» Stored rows:
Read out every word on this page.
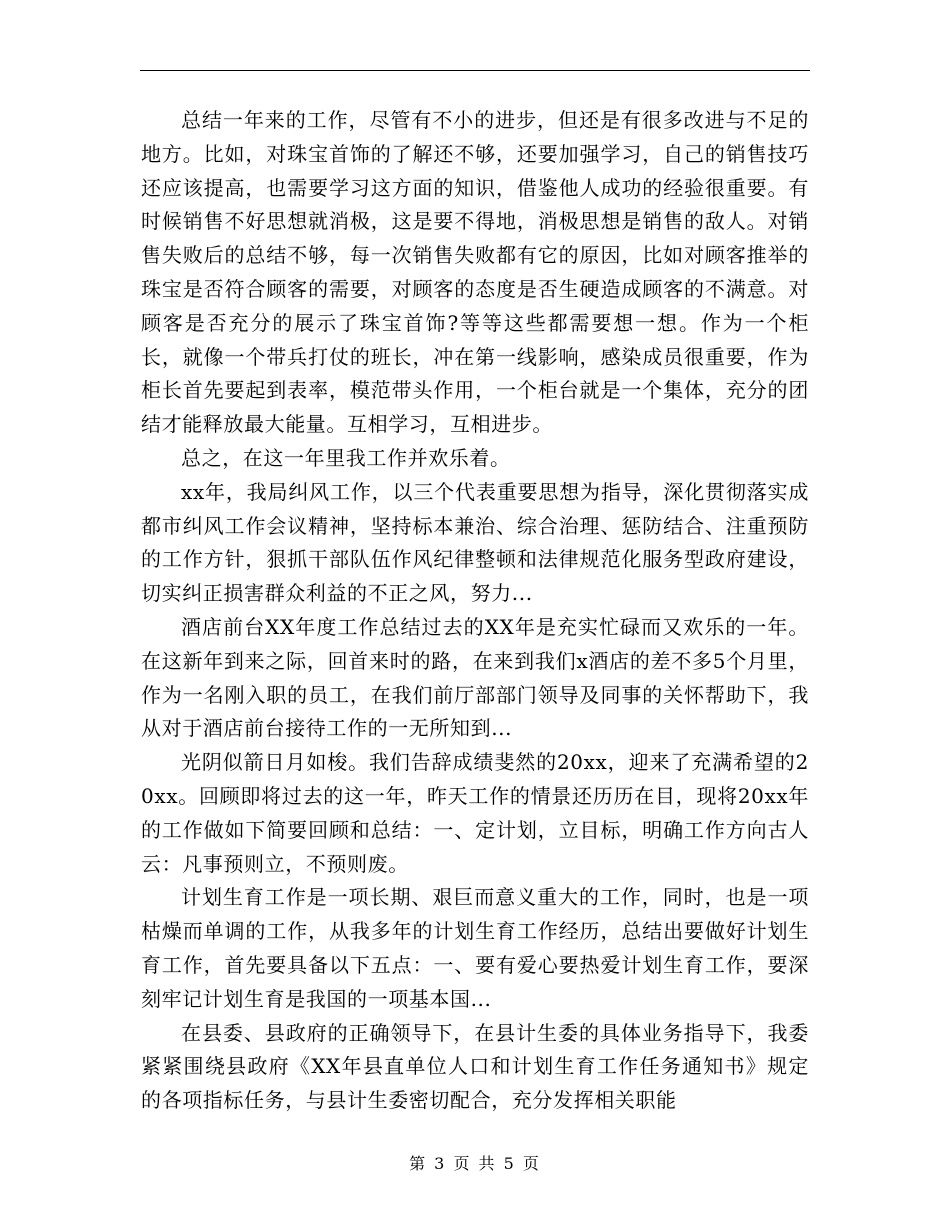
总结一年来的工作，尽管有不小的进步，但还是有很多改进与不足的地方。比如，对珠宝首饰的了解还不够，还要加强学习，自己的销售技巧还应该提高，也需要学习这方面的知识，借鉴他人成功的经验很重要。有时候销售不好思想就消极，这是要不得地，消极思想是销售的敌人。对销售失败后的总结不够，每一次销售失败都有它的原因，比如对顾客推举的珠宝是否符合顾客的需要，对顾客的态度是否生硬造成顾客的不满意。对顾客是否充分的展示了珠宝首饰?等等这些都需要想一想。作为一个柜长，就像一个带兵打仗的班长，冲在第一线影响，感染成员很重要，作为柜长首先要起到表率，模范带头作用，一个柜台就是一个集体，充分的团结才能释放最大能量。互相学习，互相进步。

总之，在这一年里我工作并欢乐着。

xx年，我局纠风工作，以三个代表重要思想为指导，深化贯彻落实成都市纠风工作会议精神，坚持标本兼治、综合治理、惩防结合、注重预防的工作方针，狠抓干部队伍作风纪律整顿和法律规范化服务型政府建设，切实纠正损害群众利益的不正之风，努力...

酒店前台XX年度工作总结过去的XX年是充实忙碌而又欢乐的一年。在这新年到来之际，回首来时的路，在来到我们x酒店的差不多5个月里，作为一名刚入职的员工，在我们前厅部部门领导及同事的关怀帮助下，我从对于酒店前台接待工作的一无所知到...

光阴似箭日月如梭。我们告辞成绩斐然的20xx，迎来了充满希望的20xx。回顾即将过去的这一年，昨天工作的情景还历历在目，现将20xx年的工作做如下简要回顾和总结：一、定计划，立目标，明确工作方向古人云：凡事预则立，不预则废。

计划生育工作是一项长期、艰巨而意义重大的工作，同时，也是一项枯燥而单调的工作，从我多年的计划生育工作经历，总结出要做好计划生育工作，首先要具备以下五点：一、要有爱心要热爱计划生育工作，要深刻牢记计划生育是我国的一项基本国...

在县委、县政府的正确领导下，在县计生委的具体业务指导下，我委紧紧围绕县政府《XX年县直单位人口和计划生育工作任务通知书》规定的各项指标任务，与县计生委密切配合，充分发挥相关职能

第 3 页 共 5 页
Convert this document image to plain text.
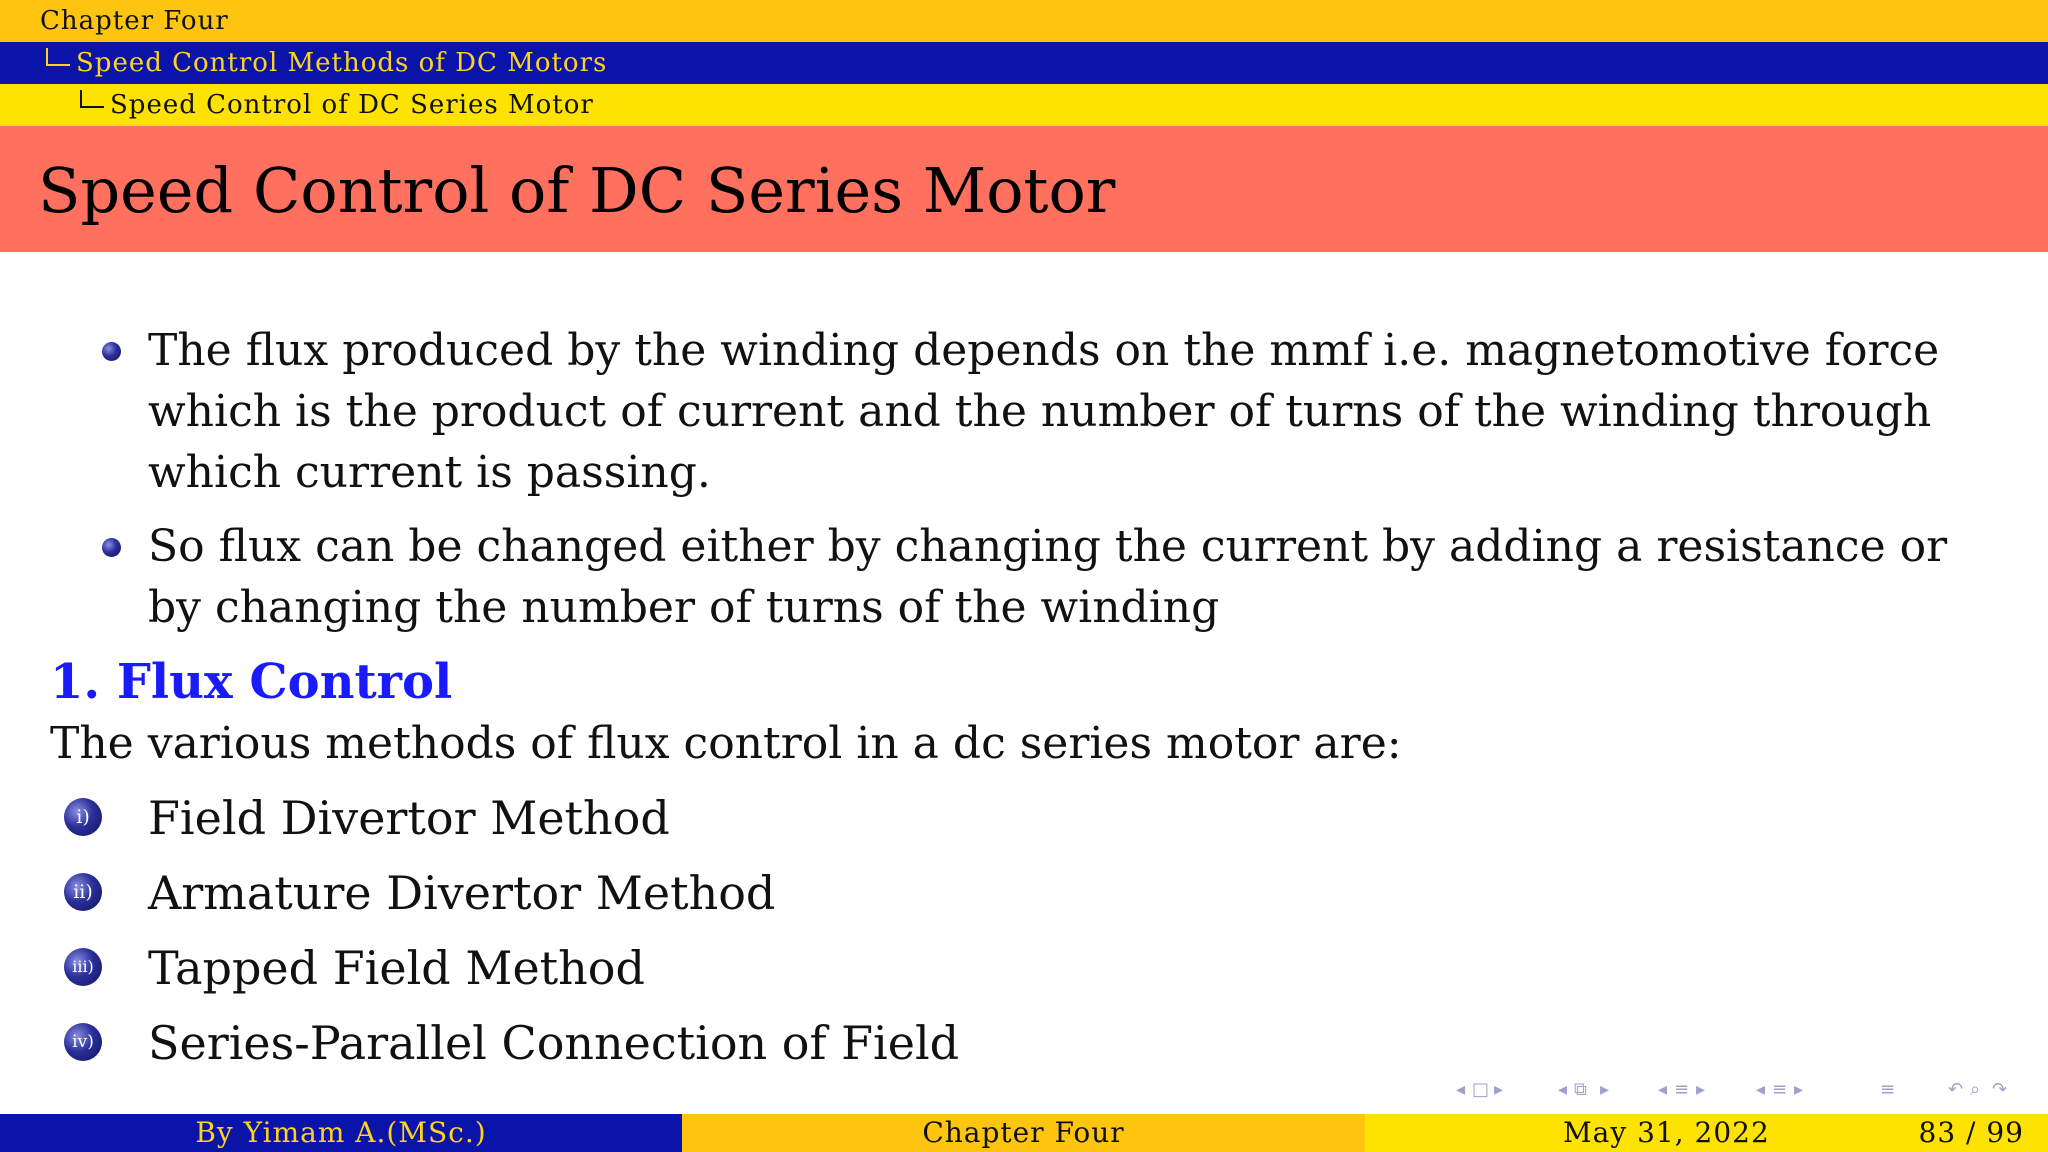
Chapter Four
Speed Control Methods of DC Motors
Speed Control of DC Series Motor
Speed Control of DC Series Motor
The flux produced by the winding depends on the mmf i.e. magnetomotive force which is the product of current and the number of turns of the winding through which current is passing.
So flux can be changed either by changing the current by adding a resistance or by changing the number of turns of the winding
1. Flux Control
The various methods of flux control in a dc series motor are:
i) Field Divertor Method
ii) Armature Divertor Method
iii) Tapped Field Method
iv) Series-Parallel Connection of Field
◂ □ ▸	◂ ⧉ ▸	◂ ≡ ▸	◂ ≡ ▸	≡	↶ ⌕ ↷
By Yimam A.(MSc.)	Chapter Four	May 31, 2022	83 / 99
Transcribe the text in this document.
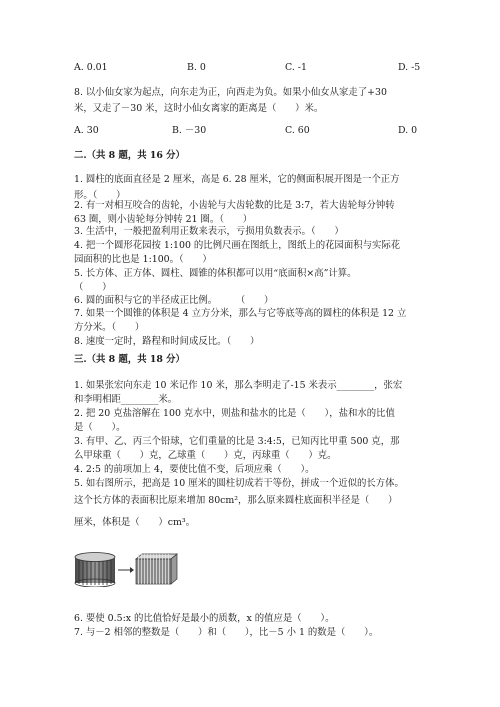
A. 0.01	B. 0	C. -1	D. -5
8. 以小仙女家为起点，向东走为正，向西走为负。如果小仙女从家走了+30
米，又走了－30 米，这时小仙女离家的距离是（　　）米。
A. 30	B. －30	C. 60	D. 0
二.（共 8 题，共 16 分）
1. 圆柱的底面直径是 2 厘米，高是 6. 28 厘米，它的侧面积展开图是一个正方
形。（　　）
2. 有一对相互咬合的齿轮，小齿轮与大齿轮数的比是 3:7，若大齿轮每分钟转
63 圈，则小齿轮每分钟转 21 圈。（　　）
3. 生活中，一般把盈利用正数来表示，亏损用负数表示。（　　）
4. 把一个圆形花园按 1:100 的比例尺画在图纸上，图纸上的花园面积与实际花
园面积的比也是 1:100。（　　）
5. 长方体、正方体、圆柱、圆锥的体积都可以用“底面积×高”计算。
（　　）
6. 圆的面积与它的半径成正比例。　　　（　　）
7. 如果一个圆锥的体积是 4 立方分米，那么与它等底等高的圆柱的体积是 12 立
方分米。（　　）
8. 速度一定时，路程和时间成反比。（　　）
三.（共 8 题，共 18 分）
1. 如果张宏向东走 10 米记作 10 米，那么李明走了-15 米表示________，张宏
和李明相距________米。
2. 把 20 克盐溶解在 100 克水中，则盐和盐水的比是（　　），盐和水的比值
是（　　）。
3. 有甲、乙、丙三个铅球，它们重量的比是 3:4:5，已知丙比甲重 500 克，那
么甲球重（　　）克，乙球重（　　）克，丙球重（　　）克。
4. 2:5 的前项加上 4，要使比值不变，后项应乘（　　）。
5. 如右图所示，把高是 10 厘米的圆柱切成若干等份，拼成一个近似的长方体。
这个长方体的表面积比原来增加 80cm²，那么原来圆柱底面积半径是（　　）
厘米，体积是（　　）cm³。
6. 要使 0.5:x 的比值恰好是最小的质数，x 的值应是（　　）。
7. 与－2 相邻的整数是（　　）和（　　），比－5 小 1 的数是（　　）。
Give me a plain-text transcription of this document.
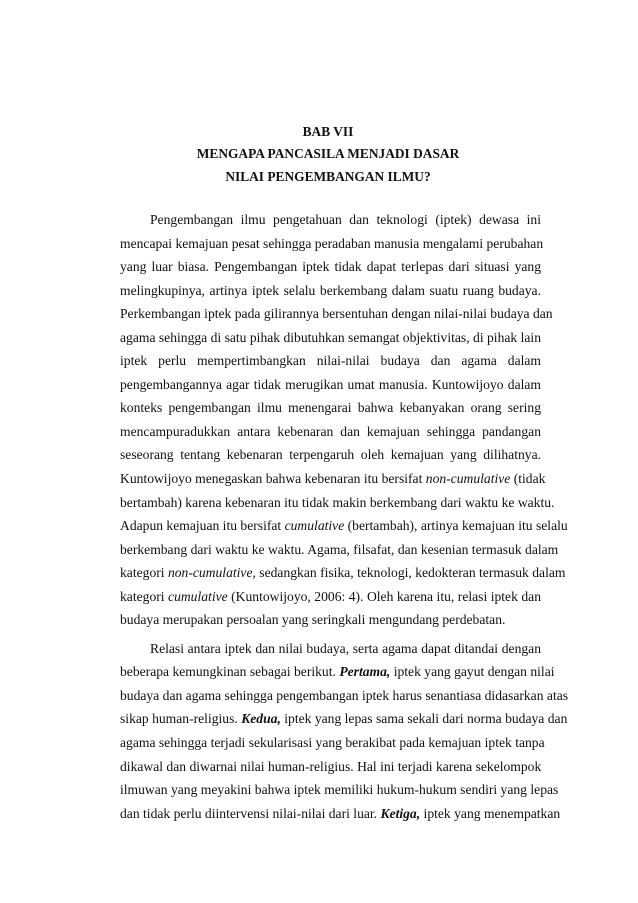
BAB VII
MENGAPA PANCASILA MENJADI DASAR
NILAI PENGEMBANGAN ILMU?

Pengembangan ilmu pengetahuan dan teknologi (iptek) dewasa ini
mencapai kemajuan pesat sehingga peradaban manusia mengalami perubahan
yang luar biasa. Pengembangan iptek tidak dapat terlepas dari situasi yang
melingkupinya, artinya iptek selalu berkembang dalam suatu ruang budaya.
Perkembangan iptek pada gilirannya bersentuhan dengan nilai-nilai budaya dan
agama sehingga di satu pihak dibutuhkan semangat objektivitas, di pihak lain
iptek perlu mempertimbangkan nilai-nilai budaya dan agama dalam
pengembangannya agar tidak merugikan umat manusia. Kuntowijoyo dalam
konteks pengembangan ilmu menengarai bahwa kebanyakan orang sering
mencampuradukkan antara kebenaran dan kemajuan sehingga pandangan
seseorang tentang kebenaran terpengaruh oleh kemajuan yang dilihatnya.
Kuntowijoyo menegaskan bahwa kebenaran itu bersifat non-cumulative (tidak
bertambah) karena kebenaran itu tidak makin berkembang dari waktu ke waktu.
Adapun kemajuan itu bersifat cumulative (bertambah), artinya kemajuan itu selalu
berkembang dari waktu ke waktu. Agama, filsafat, dan kesenian termasuk dalam
kategori non-cumulative, sedangkan fisika, teknologi, kedokteran termasuk dalam
kategori cumulative (Kuntowijoyo, 2006: 4). Oleh karena itu, relasi iptek dan
budaya merupakan persoalan yang seringkali mengundang perdebatan.

Relasi antara iptek dan nilai budaya, serta agama dapat ditandai dengan
beberapa kemungkinan sebagai berikut. Pertama, iptek yang gayut dengan nilai
budaya dan agama sehingga pengembangan iptek harus senantiasa didasarkan atas
sikap human-religius. Kedua, iptek yang lepas sama sekali dari norma budaya dan
agama sehingga terjadi sekularisasi yang berakibat pada kemajuan iptek tanpa
dikawal dan diwarnai nilai human-religius. Hal ini terjadi karena sekelompok
ilmuwan yang meyakini bahwa iptek memiliki hukum-hukum sendiri yang lepas
dan tidak perlu diintervensi nilai-nilai dari luar. Ketiga, iptek yang menempatkan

» Given request: Reproduce every entry word for word, but omit the pictures.

» Solution below:
Read out every word on this page.
总结一年来的工作，尽管有不小的进步，但还是有很多改进与不足的地方。比如，对珠宝首饰的了解还不够，还要加强学习，自己的销售技巧还应该提高，也需要学习这方面的知识，借鉴他人成功的经验很重要。有时候销售不好思想就消极，这是要不得地，消极思想是销售的敌人。对销售失败后的总结不够，每一次销售失败都有它的原因，比如对顾客推举的珠宝是否符合顾客的需要，对顾客的态度是否生硬造成顾客的不满意。对顾客是否充分的展示了珠宝首饰?等等这些都需要想一想。作为一个柜长，就像一个带兵打仗的班长，冲在第一线影响，感染成员很重要，作为柜长首先要起到表率，模范带头作用，一个柜台就是一个集体，充分的团结才能释放最大能量。互相学习，互相进步。

总之，在这一年里我工作并欢乐着。

xx年，我局纠风工作，以三个代表重要思想为指导，深化贯彻落实成都市纠风工作会议精神，坚持标本兼治、综合治理、惩防结合、注重预防的工作方针，狠抓干部队伍作风纪律整顿和法律规范化服务型政府建设，切实纠正损害群众利益的不正之风，努力...

酒店前台XX年度工作总结过去的XX年是充实忙碌而又欢乐的一年。在这新年到来之际，回首来时的路，在来到我们x酒店的差不多5个月里，作为一名刚入职的员工，在我们前厅部部门领导及同事的关怀帮助下，我从对于酒店前台接待工作的一无所知到...

光阴似箭日月如梭。我们告辞成绩斐然的20xx，迎来了充满希望的20xx。回顾即将过去的这一年，昨天工作的情景还历历在目，现将20xx年的工作做如下简要回顾和总结：一、定计划，立目标，明确工作方向古人云：凡事预则立，不预则废。

计划生育工作是一项长期、艰巨而意义重大的工作，同时，也是一项枯燥而单调的工作，从我多年的计划生育工作经历，总结出要做好计划生育工作，首先要具备以下五点：一、要有爱心要热爱计划生育工作，要深刻牢记计划生育是我国的一项基本国...

在县委、县政府的正确领导下，在县计生委的具体业务指导下，我委紧紧围绕县政府《XX年县直单位人口和计划生育工作任务通知书》规定的各项指标任务，与县计生委密切配合，充分发挥相关职能

第 3 页 共 5 页
Convert this document image to plain text.
Chapter Four
Speed Control Methods of DC Motors
Speed Control of DC Series Motor
Speed Control of DC Series Motor
The flux produced by the winding depends on the mmf i.e. magnetomotive force which is the product of current and the number of turns of the winding through which current is passing.
So flux can be changed either by changing the current by adding a resistance or by changing the number of turns of the winding
1. Flux Control
The various methods of flux control in a dc series motor are:
i) Field Divertor Method
ii) Armature Divertor Method
iii) Tapped Field Method
iv) Series-Parallel Connection of Field
◂ □ ▸	◂ ⧉ ▸	◂ ≡ ▸	◂ ≡ ▸	≡	↶ ⌕ ↷
By Yimam A.(MSc.)	Chapter Four	May 31, 2022	83 / 99
Transcribe the text in this document.
A. 0.01	B. 0	C. -1	D. -5
8. 以小仙女家为起点，向东走为正，向西走为负。如果小仙女从家走了+30
米，又走了－30 米，这时小仙女离家的距离是（　　）米。
A. 30	B. －30	C. 60	D. 0
二.（共 8 题，共 16 分）
1. 圆柱的底面直径是 2 厘米，高是 6. 28 厘米，它的侧面积展开图是一个正方
形。（　　）
2. 有一对相互咬合的齿轮，小齿轮与大齿轮数的比是 3:7，若大齿轮每分钟转
63 圈，则小齿轮每分钟转 21 圈。（　　）
3. 生活中，一般把盈利用正数来表示，亏损用负数表示。（　　）
4. 把一个圆形花园按 1:100 的比例尺画在图纸上，图纸上的花园面积与实际花
园面积的比也是 1:100。（　　）
5. 长方体、正方体、圆柱、圆锥的体积都可以用“底面积×高”计算。
（　　）
6. 圆的面积与它的半径成正比例。　　　（　　）
7. 如果一个圆锥的体积是 4 立方分米，那么与它等底等高的圆柱的体积是 12 立
方分米。（　　）
8. 速度一定时，路程和时间成反比。（　　）
三.（共 8 题，共 18 分）
1. 如果张宏向东走 10 米记作 10 米，那么李明走了-15 米表示________，张宏
和李明相距________米。
2. 把 20 克盐溶解在 100 克水中，则盐和盐水的比是（　　），盐和水的比值
是（　　）。
3. 有甲、乙、丙三个铅球，它们重量的比是 3:4:5，已知丙比甲重 500 克，那
么甲球重（　　）克，乙球重（　　）克，丙球重（　　）克。
4. 2:5 的前项加上 4，要使比值不变，后项应乘（　　）。
5. 如右图所示，把高是 10 厘米的圆柱切成若干等份，拼成一个近似的长方体。
这个长方体的表面积比原来增加 80cm²，那么原来圆柱底面积半径是（　　）
厘米，体积是（　　）cm³。
6. 要使 0.5:x 的比值恰好是最小的质数，x 的值应是（　　）。
7. 与－2 相邻的整数是（　　）和（　　），比－5 小 1 的数是（　　）。
Give me a plain-text transcription of this document.
BAB VII
MENGAPA PANCASILA MENJADI DASAR
NILAI PENGEMBANGAN ILMU?

Pengembangan ilmu pengetahuan dan teknologi (iptek) dewasa ini
mencapai kemajuan pesat sehingga peradaban manusia mengalami perubahan
yang luar biasa. Pengembangan iptek tidak dapat terlepas dari situasi yang
melingkupinya, artinya iptek selalu berkembang dalam suatu ruang budaya.
Perkembangan iptek pada gilirannya bersentuhan dengan nilai-nilai budaya dan
agama sehingga di satu pihak dibutuhkan semangat objektivitas, di pihak lain
iptek perlu mempertimbangkan nilai-nilai budaya dan agama dalam
pengembangannya agar tidak merugikan umat manusia. Kuntowijoyo dalam
konteks pengembangan ilmu menengarai bahwa kebanyakan orang sering
mencampuradukkan antara kebenaran dan kemajuan sehingga pandangan
seseorang tentang kebenaran terpengaruh oleh kemajuan yang dilihatnya.
Kuntowijoyo menegaskan bahwa kebenaran itu bersifat non-cumulative (tidak
bertambah) karena kebenaran itu tidak makin berkembang dari waktu ke waktu.
Adapun kemajuan itu bersifat cumulative (bertambah), artinya kemajuan itu selalu
berkembang dari waktu ke waktu. Agama, filsafat, dan kesenian termasuk dalam
kategori non-cumulative, sedangkan fisika, teknologi, kedokteran termasuk dalam
kategori cumulative (Kuntowijoyo, 2006: 4). Oleh karena itu, relasi iptek dan
budaya merupakan persoalan yang seringkali mengundang perdebatan.

Relasi antara iptek dan nilai budaya, serta agama dapat ditandai dengan
beberapa kemungkinan sebagai berikut. Pertama, iptek yang gayut dengan nilai
budaya dan agama sehingga pengembangan iptek harus senantiasa didasarkan atas
sikap human-religius. Kedua, iptek yang lepas sama sekali dari norma budaya dan
agama sehingga terjadi sekularisasi yang berakibat pada kemajuan iptek tanpa
dikawal dan diwarnai nilai human-religius. Hal ini terjadi karena sekelompok
ilmuwan yang meyakini bahwa iptek memiliki hukum-hukum sendiri yang lepas
dan tidak perlu diintervensi nilai-nilai dari luar. Ketiga, iptek yang menempatkan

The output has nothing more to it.